▶ _EXERCICE_: Recopiez sans rien changer les lignes de la liste ci-dessous, en commençant par celle qui contient « y2-tick-label: 0.2 — [587, 369, 605, 382] » et en finissant par celle qui contient « y-tick-label: 800 — [52, 71, 73, 84] », ces deux lignes comprises.

(Annotations de mise en page d'images)

=====

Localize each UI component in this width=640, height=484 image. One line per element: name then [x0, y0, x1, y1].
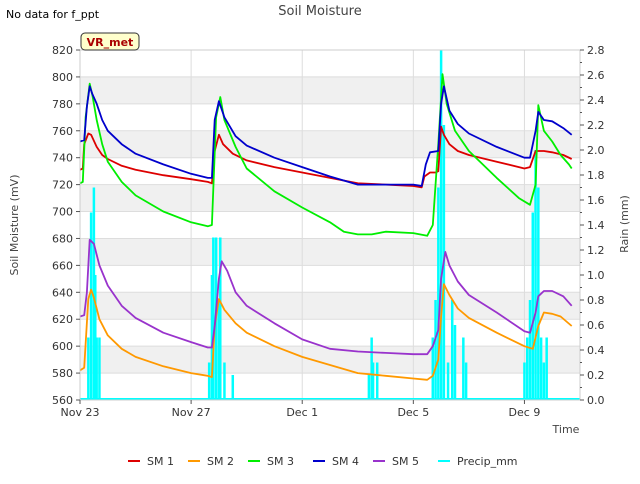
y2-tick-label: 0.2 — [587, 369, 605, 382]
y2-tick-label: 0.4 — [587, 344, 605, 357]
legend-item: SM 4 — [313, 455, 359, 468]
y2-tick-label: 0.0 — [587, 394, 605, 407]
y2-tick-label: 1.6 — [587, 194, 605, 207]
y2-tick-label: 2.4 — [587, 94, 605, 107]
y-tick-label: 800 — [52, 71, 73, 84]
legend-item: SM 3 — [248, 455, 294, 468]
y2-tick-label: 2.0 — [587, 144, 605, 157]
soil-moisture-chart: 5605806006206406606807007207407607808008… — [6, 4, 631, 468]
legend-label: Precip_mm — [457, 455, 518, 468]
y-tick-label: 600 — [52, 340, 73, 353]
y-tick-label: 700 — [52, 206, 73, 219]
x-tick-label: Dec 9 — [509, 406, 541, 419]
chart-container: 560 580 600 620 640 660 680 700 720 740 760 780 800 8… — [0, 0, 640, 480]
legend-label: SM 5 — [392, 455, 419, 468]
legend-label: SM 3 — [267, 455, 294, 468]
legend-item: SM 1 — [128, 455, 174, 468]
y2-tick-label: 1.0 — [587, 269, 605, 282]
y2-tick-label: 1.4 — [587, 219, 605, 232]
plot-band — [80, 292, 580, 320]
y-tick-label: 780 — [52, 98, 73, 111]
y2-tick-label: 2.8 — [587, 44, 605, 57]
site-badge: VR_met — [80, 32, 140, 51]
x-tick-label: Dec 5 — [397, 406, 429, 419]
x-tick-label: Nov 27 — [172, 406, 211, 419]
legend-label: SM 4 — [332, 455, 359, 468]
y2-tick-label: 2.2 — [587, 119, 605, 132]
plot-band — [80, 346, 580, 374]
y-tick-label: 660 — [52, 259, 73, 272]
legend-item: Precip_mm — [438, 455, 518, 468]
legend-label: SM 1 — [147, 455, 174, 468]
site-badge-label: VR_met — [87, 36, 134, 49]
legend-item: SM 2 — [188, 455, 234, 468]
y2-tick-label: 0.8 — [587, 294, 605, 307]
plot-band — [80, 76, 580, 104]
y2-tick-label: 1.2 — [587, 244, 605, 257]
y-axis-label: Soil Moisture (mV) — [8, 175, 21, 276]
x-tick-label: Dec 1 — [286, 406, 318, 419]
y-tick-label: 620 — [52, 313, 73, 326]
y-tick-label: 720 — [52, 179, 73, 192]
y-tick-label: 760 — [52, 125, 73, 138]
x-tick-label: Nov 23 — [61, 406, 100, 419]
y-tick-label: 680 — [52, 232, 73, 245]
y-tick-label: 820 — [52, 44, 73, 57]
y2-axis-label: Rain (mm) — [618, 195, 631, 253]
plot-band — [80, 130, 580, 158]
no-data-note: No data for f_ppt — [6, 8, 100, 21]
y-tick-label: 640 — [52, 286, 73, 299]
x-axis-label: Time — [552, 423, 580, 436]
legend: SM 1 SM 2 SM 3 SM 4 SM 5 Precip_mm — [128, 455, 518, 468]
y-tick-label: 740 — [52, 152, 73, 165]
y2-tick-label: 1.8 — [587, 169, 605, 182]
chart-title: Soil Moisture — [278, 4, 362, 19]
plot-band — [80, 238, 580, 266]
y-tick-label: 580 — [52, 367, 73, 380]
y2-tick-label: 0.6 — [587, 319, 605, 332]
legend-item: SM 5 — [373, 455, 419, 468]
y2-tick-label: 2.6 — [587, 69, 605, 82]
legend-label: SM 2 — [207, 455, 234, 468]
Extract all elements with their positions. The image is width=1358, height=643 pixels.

=====

▶ _TRAVAIL FAIT_:
y2-tick-label: 0.2 — [587, 369, 605, 382]
y2-tick-label: 0.4 — [587, 344, 605, 357]
legend-item: SM 4 — [313, 455, 359, 468]
y2-tick-label: 0.0 — [587, 394, 605, 407]
y2-tick-label: 1.6 — [587, 194, 605, 207]
y2-tick-label: 2.4 — [587, 94, 605, 107]
y-tick-label: 800 — [52, 71, 73, 84]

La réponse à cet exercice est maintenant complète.